PROBLEM DESCRIPTION: Are you able to quote each entry exactly as written?

DATA:

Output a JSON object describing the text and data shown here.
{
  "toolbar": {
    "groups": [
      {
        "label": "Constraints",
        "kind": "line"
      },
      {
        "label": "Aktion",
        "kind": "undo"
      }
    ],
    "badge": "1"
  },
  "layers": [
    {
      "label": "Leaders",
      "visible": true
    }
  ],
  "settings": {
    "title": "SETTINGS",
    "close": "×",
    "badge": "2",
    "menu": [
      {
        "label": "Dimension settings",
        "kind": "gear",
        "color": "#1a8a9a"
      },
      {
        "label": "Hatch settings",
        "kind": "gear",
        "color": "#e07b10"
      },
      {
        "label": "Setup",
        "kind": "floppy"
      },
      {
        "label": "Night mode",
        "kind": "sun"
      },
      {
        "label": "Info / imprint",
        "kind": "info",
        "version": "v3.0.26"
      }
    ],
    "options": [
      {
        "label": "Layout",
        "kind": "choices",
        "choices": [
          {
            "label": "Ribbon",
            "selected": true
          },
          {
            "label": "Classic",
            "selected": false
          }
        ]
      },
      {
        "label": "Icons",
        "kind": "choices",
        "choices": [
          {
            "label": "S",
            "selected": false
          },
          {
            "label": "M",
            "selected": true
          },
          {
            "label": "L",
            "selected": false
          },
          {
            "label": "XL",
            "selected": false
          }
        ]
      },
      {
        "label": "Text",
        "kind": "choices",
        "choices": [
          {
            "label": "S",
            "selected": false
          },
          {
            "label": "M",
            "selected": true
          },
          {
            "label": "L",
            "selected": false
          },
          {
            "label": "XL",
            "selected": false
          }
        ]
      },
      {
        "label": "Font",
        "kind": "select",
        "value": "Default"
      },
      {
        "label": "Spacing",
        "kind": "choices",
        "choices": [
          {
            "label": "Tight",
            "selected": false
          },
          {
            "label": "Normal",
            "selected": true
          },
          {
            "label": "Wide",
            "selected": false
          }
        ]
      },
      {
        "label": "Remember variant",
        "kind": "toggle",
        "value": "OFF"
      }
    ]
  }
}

SOLUTION:
Output a JSON object describing the text and data shown here.
{
  "toolbar": {
    "groups": [
      {
        "label": "Constraints",
        "kind": "line"
      },
      {
        "label": "Aktion",
        "kind": "undo"
      }
    ],
    "badge": "1"
  },
  "layers": [
    {
      "label": "Leaders",
      "visible": true
    }
  ],
  "settings": {
    "title": "SETTINGS",
    "close": "×",
    "badge": "2",
    "menu": [
      {
        "label": "Dimension settings",
        "kind": "gear",
        "color": "#1a8a9a"
      },
      {
        "label": "Hatch settings",
        "kind": "gear",
        "color": "#e07b10"
      },
      {
        "label": "Setup",
        "kind": "floppy"
      },
      {
        "label": "Night mode",
        "kind": "sun"
      },
      {
        "label": "Info / imprint",
        "kind": "info",
        "version": "v3.0.26"
      }
    ],
    "options": [
      {
        "label": "Layout",
        "kind": "choices",
        "choices": [
          {
            "label": "Ribbon",
            "selected": true
          },
          {
            "label": "Classic",
            "selected": false
          }
        ]
      },
      {
        "label": "Icons",
        "kind": "choices",
        "choices": [
          {
            "label": "S",
            "selected": false
          },
          {
            "label": "M",
            "selected": true
          },
          {
            "label": "L",
            "selected": false
          },
          {
            "label": "XL",
            "selected": false
          }
        ]
      },
      {
        "label": "Text",
        "kind": "choices",
        "choices": [
          {
            "label": "S",
            "selected": false
          },
          {
            "label": "M",
            "selected": true
          },
          {
            "label": "L",
            "selected": false
          },
          {
            "label": "XL",
            "selected": false
          }
        ]
      },
      {
        "label": "Font",
        "kind": "select",
        "value": "Default"
      },
      {
        "label": "Spacing",
        "kind": "choices",
        "choices": [
          {
            "label": "Tight",
            "selected": false
          },
          {
            "label": "Normal",
            "selected": true
          },
          {
            "label": "Wide",
            "selected": false
          }
        ]
      },
      {
        "label": "Remember variant",
        "kind": "toggle",
        "value": "OFF"
      }
    ]
  }
}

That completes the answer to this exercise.